START

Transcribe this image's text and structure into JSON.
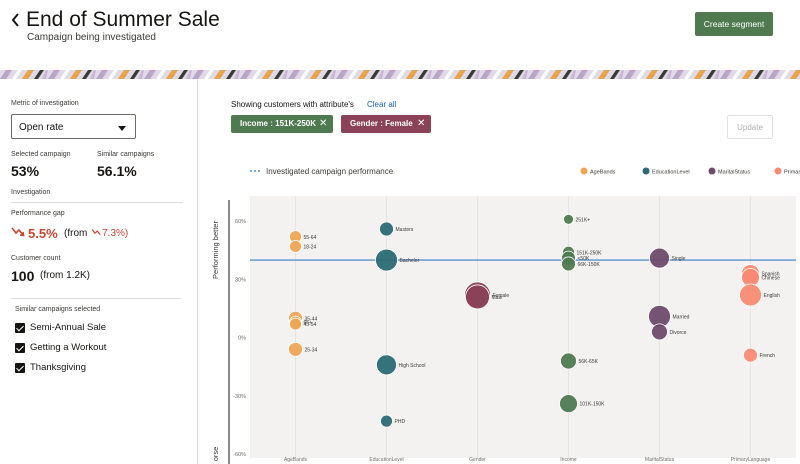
{
  "header": {
    "title": "End of Summer Sale",
    "subtitle": "Campaign being investigated",
    "create_button": "Create segment"
  },
  "left_panel": {
    "metric_label": "Metric of investigation",
    "metric_value": "Open rate",
    "selected_campaign_label": "Selected campaign",
    "selected_campaign_value": "53%",
    "similar_campaigns_label": "Similar campaigns",
    "similar_campaigns_value": "56.1%",
    "investigation_label": "Investigation",
    "performance_gap_label": "Performance gap",
    "performance_gap_value": "5.5%",
    "performance_gap_from_prefix": "(from",
    "performance_gap_from_value": "7.3%)",
    "customer_count_label": "Customer count",
    "customer_count_value": "100",
    "customer_count_from": "(from 1.2K)",
    "similar_selected_label": "Similar campaigns selected",
    "similar_campaigns": [
      "Semi-Annual Sale",
      "Getting a Workout",
      "Thanksgiving"
    ]
  },
  "filters": {
    "showing_label": "Showing customers with attribute's",
    "clear_label": "Clear all",
    "chips": [
      {
        "label": "Income : 151K-250K",
        "color": "#4f7a50"
      },
      {
        "label": "Gender : Female",
        "color": "#8b4157"
      }
    ],
    "update_label": "Update"
  },
  "chart_data": {
    "type": "scatter",
    "legend_line_label": "Investigated campaign performance",
    "reference_line": 40,
    "ylabel_top": "Performing better",
    "ylabel_bottom": "orse",
    "ylim": [
      -62,
      73
    ],
    "yticks": [
      60,
      30,
      0,
      -30,
      -60
    ],
    "ytick_labels": [
      "60%",
      "30%",
      "0%",
      "-30%",
      "-60%"
    ],
    "categories": [
      "AgeBands",
      "EducationLevel",
      "Gender",
      "Income",
      "MaritalStatus",
      "PrimaryLanguage"
    ],
    "legend": [
      {
        "name": "AgeBands",
        "color": "#eda554"
      },
      {
        "name": "EducationLevel",
        "color": "#2b6a73"
      },
      {
        "name": "MaritalStatus",
        "color": "#6e4a6b"
      },
      {
        "name": "PrimaryLanguage",
        "color": "#f88a73"
      }
    ],
    "series": [
      {
        "category": "AgeBands",
        "color": "#eda554",
        "points": [
          {
            "label": "55-64",
            "y": 52,
            "r": 6
          },
          {
            "label": "18-24",
            "y": 47,
            "r": 6
          },
          {
            "label": "35-44",
            "y": 10,
            "r": 7
          },
          {
            "label": "65+",
            "y": 8,
            "r": 6
          },
          {
            "label": "45-54",
            "y": 7,
            "r": 6
          },
          {
            "label": "25-34",
            "y": -6,
            "r": 7
          }
        ]
      },
      {
        "category": "EducationLevel",
        "color": "#2b6a73",
        "points": [
          {
            "label": "Masters",
            "y": 56,
            "r": 7
          },
          {
            "label": "Bachelor",
            "y": 40,
            "r": 11
          },
          {
            "label": "High School",
            "y": -14,
            "r": 10
          },
          {
            "label": "PHD",
            "y": -43,
            "r": 6
          }
        ]
      },
      {
        "category": "Gender",
        "color": "#8b4157",
        "points": [
          {
            "label": "Female",
            "y": 22,
            "r": 13
          },
          {
            "label": "Male",
            "y": 21,
            "r": 12
          }
        ]
      },
      {
        "category": "Income",
        "color": "#4f7a50",
        "points": [
          {
            "label": "251K+",
            "y": 61,
            "r": 5
          },
          {
            "label": "151K-250K",
            "y": 44,
            "r": 6
          },
          {
            "label": "<50K",
            "y": 41,
            "r": 7
          },
          {
            "label": "66K-150K",
            "y": 38,
            "r": 7
          },
          {
            "label": "56K-65K",
            "y": -12,
            "r": 8
          },
          {
            "label": "101K-150K",
            "y": -34,
            "r": 9
          }
        ]
      },
      {
        "category": "MaritalStatus",
        "color": "#6e4a6b",
        "points": [
          {
            "label": "Single",
            "y": 41,
            "r": 10
          },
          {
            "label": "Married",
            "y": 11,
            "r": 11
          },
          {
            "label": "Divorce",
            "y": 3,
            "r": 8
          }
        ]
      },
      {
        "category": "PrimaryLanguage",
        "color": "#f88a73",
        "points": [
          {
            "label": "Spanish",
            "y": 33,
            "r": 9
          },
          {
            "label": "Chinese",
            "y": 31,
            "r": 9
          },
          {
            "label": "English",
            "y": 22,
            "r": 11
          },
          {
            "label": "French",
            "y": -9,
            "r": 7
          }
        ]
      }
    ]
  }
}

END

:: TASK TO CARRY OUT ::
Transcribe the records above exactly as they appear, leaving out any pictures.

:: TASK RESPONSE ::
Transcribe this image's text and structure into JSON.
{
  "header": {
    "title": "End of Summer Sale",
    "subtitle": "Campaign being investigated",
    "create_button": "Create segment"
  },
  "left_panel": {
    "metric_label": "Metric of investigation",
    "metric_value": "Open rate",
    "selected_campaign_label": "Selected campaign",
    "selected_campaign_value": "53%",
    "similar_campaigns_label": "Similar campaigns",
    "similar_campaigns_value": "56.1%",
    "investigation_label": "Investigation",
    "performance_gap_label": "Performance gap",
    "performance_gap_value": "5.5%",
    "performance_gap_from_prefix": "(from",
    "performance_gap_from_value": "7.3%)",
    "customer_count_label": "Customer count",
    "customer_count_value": "100",
    "customer_count_from": "(from 1.2K)",
    "similar_selected_label": "Similar campaigns selected",
    "similar_campaigns": [
      "Semi-Annual Sale",
      "Getting a Workout",
      "Thanksgiving"
    ]
  },
  "filters": {
    "showing_label": "Showing customers with attribute's",
    "clear_label": "Clear all",
    "chips": [
      {
        "label": "Income : 151K-250K",
        "color": "#4f7a50"
      },
      {
        "label": "Gender : Female",
        "color": "#8b4157"
      }
    ],
    "update_label": "Update"
  },
  "chart_data": {
    "type": "scatter",
    "legend_line_label": "Investigated campaign performance",
    "reference_line": 40,
    "ylabel_top": "Performing better",
    "ylabel_bottom": "orse",
    "ylim": [
      -62,
      73
    ],
    "yticks": [
      60,
      30,
      0,
      -30,
      -60
    ],
    "ytick_labels": [
      "60%",
      "30%",
      "0%",
      "-30%",
      "-60%"
    ],
    "categories": [
      "AgeBands",
      "EducationLevel",
      "Gender",
      "Income",
      "MaritalStatus",
      "PrimaryLanguage"
    ],
    "legend": [
      {
        "name": "AgeBands",
        "color": "#eda554"
      },
      {
        "name": "EducationLevel",
        "color": "#2b6a73"
      },
      {
        "name": "MaritalStatus",
        "color": "#6e4a6b"
      },
      {
        "name": "PrimaryLanguage",
        "color": "#f88a73"
      }
    ],
    "series": [
      {
        "category": "AgeBands",
        "color": "#eda554",
        "points": [
          {
            "label": "55-64",
            "y": 52,
            "r": 6
          },
          {
            "label": "18-24",
            "y": 47,
            "r": 6
          },
          {
            "label": "35-44",
            "y": 10,
            "r": 7
          },
          {
            "label": "65+",
            "y": 8,
            "r": 6
          },
          {
            "label": "45-54",
            "y": 7,
            "r": 6
          },
          {
            "label": "25-34",
            "y": -6,
            "r": 7
          }
        ]
      },
      {
        "category": "EducationLevel",
        "color": "#2b6a73",
        "points": [
          {
            "label": "Masters",
            "y": 56,
            "r": 7
          },
          {
            "label": "Bachelor",
            "y": 40,
            "r": 11
          },
          {
            "label": "High School",
            "y": -14,
            "r": 10
          },
          {
            "label": "PHD",
            "y": -43,
            "r": 6
          }
        ]
      },
      {
        "category": "Gender",
        "color": "#8b4157",
        "points": [
          {
            "label": "Female",
            "y": 22,
            "r": 13
          },
          {
            "label": "Male",
            "y": 21,
            "r": 12
          }
        ]
      },
      {
        "category": "Income",
        "color": "#4f7a50",
        "points": [
          {
            "label": "251K+",
            "y": 61,
            "r": 5
          },
          {
            "label": "151K-250K",
            "y": 44,
            "r": 6
          },
          {
            "label": "<50K",
            "y": 41,
            "r": 7
          },
          {
            "label": "66K-150K",
            "y": 38,
            "r": 7
          },
          {
            "label": "56K-65K",
            "y": -12,
            "r": 8
          },
          {
            "label": "101K-150K",
            "y": -34,
            "r": 9
          }
        ]
      },
      {
        "category": "MaritalStatus",
        "color": "#6e4a6b",
        "points": [
          {
            "label": "Single",
            "y": 41,
            "r": 10
          },
          {
            "label": "Married",
            "y": 11,
            "r": 11
          },
          {
            "label": "Divorce",
            "y": 3,
            "r": 8
          }
        ]
      },
      {
        "category": "PrimaryLanguage",
        "color": "#f88a73",
        "points": [
          {
            "label": "Spanish",
            "y": 33,
            "r": 9
          },
          {
            "label": "Chinese",
            "y": 31,
            "r": 9
          },
          {
            "label": "English",
            "y": 22,
            "r": 11
          },
          {
            "label": "French",
            "y": -9,
            "r": 7
          }
        ]
      }
    ]
  }
}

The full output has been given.